Pull every line containing "this" from the entries.
--
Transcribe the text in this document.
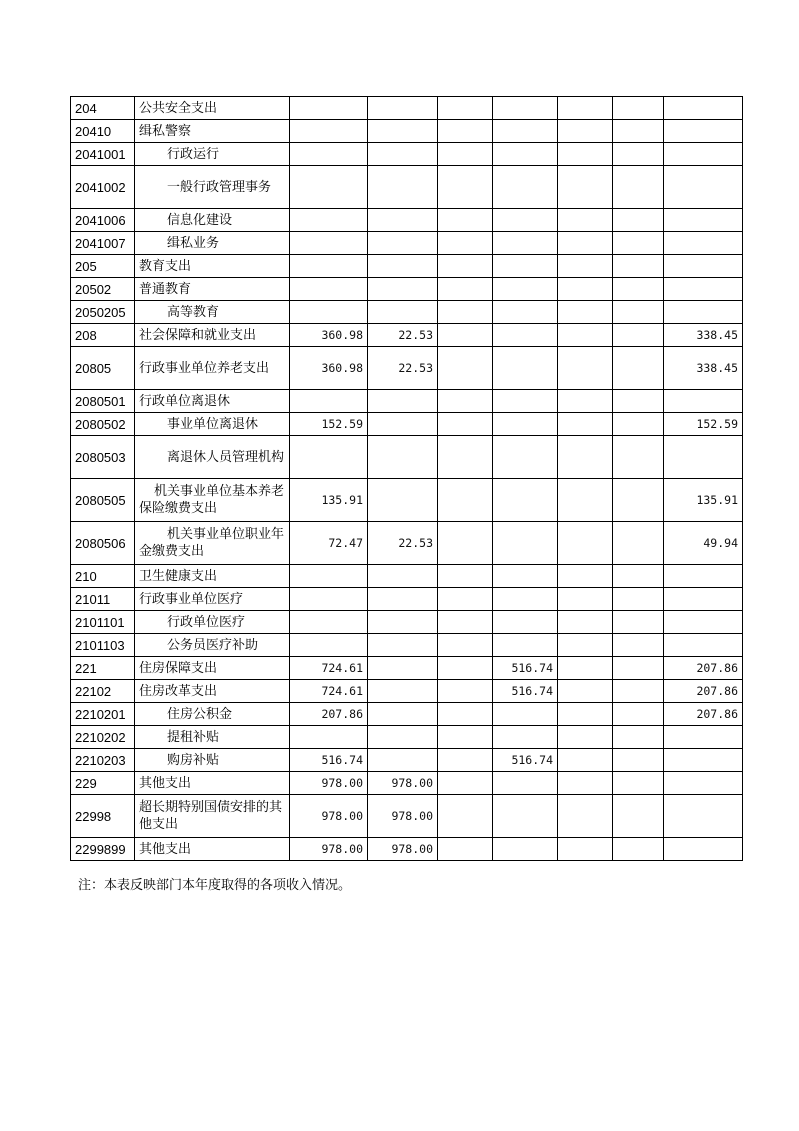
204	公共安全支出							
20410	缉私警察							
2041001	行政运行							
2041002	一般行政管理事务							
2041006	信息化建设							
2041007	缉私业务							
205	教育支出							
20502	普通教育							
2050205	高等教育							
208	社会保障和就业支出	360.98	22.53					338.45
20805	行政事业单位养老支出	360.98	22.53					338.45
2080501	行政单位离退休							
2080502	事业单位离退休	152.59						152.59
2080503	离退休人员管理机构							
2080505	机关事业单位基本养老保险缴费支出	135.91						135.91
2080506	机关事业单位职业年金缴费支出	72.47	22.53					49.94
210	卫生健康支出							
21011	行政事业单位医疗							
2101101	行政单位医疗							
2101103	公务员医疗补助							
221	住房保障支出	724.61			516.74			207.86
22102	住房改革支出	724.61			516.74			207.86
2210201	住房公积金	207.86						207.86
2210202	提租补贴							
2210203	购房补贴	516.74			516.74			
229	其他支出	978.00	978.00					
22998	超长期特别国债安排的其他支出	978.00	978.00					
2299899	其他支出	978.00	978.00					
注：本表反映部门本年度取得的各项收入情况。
--
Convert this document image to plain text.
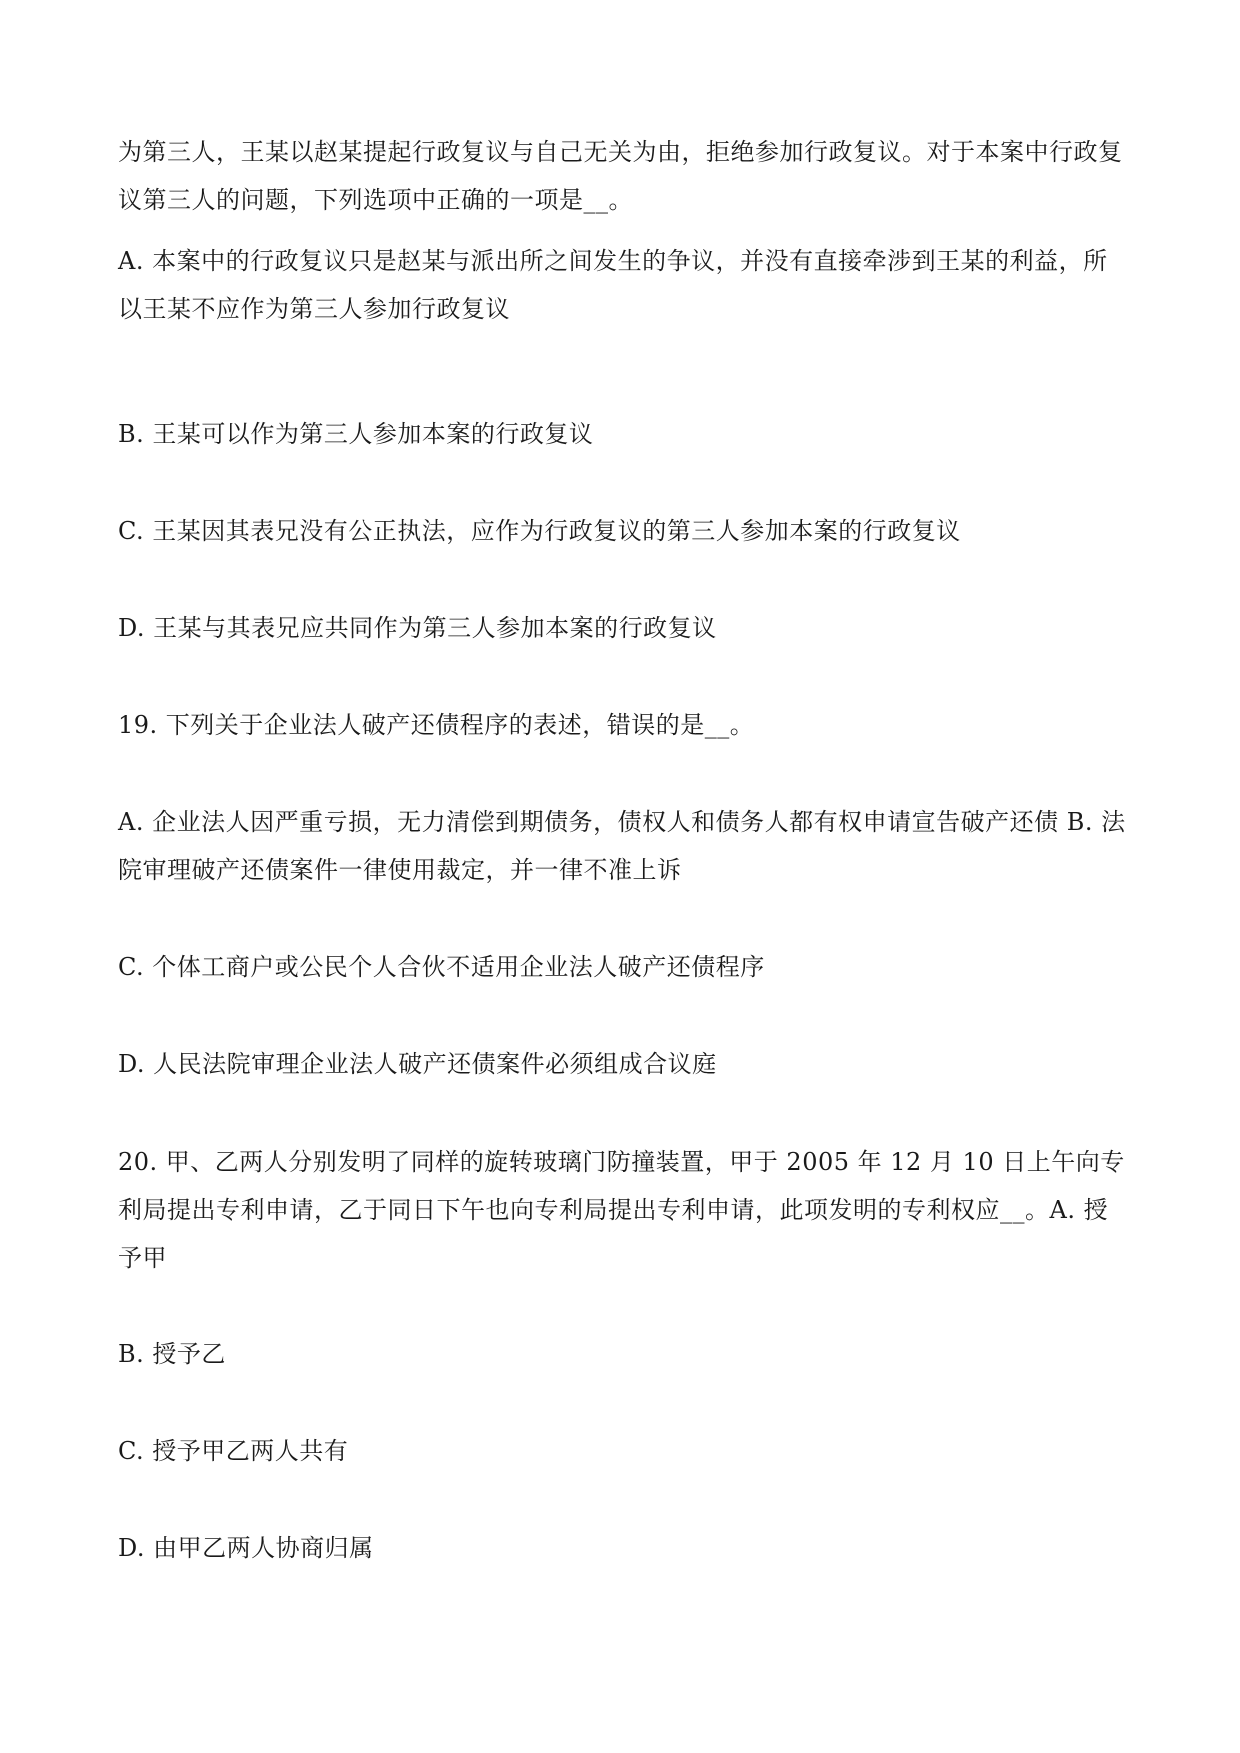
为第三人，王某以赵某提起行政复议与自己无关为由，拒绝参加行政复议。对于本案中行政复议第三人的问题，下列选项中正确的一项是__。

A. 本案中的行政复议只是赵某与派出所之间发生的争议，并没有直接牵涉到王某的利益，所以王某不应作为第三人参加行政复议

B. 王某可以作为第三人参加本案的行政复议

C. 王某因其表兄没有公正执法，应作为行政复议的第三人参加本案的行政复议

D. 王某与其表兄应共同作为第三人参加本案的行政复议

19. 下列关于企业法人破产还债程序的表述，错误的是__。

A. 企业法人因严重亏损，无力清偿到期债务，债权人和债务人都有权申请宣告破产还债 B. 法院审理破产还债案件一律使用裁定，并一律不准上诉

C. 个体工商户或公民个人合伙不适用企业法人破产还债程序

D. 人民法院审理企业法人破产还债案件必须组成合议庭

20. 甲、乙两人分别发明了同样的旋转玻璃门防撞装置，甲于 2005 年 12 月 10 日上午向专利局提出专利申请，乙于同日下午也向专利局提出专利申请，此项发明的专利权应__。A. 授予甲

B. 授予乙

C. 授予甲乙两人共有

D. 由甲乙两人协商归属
--
Result
Transcribe the text in this document.
Convert this document image to plain text.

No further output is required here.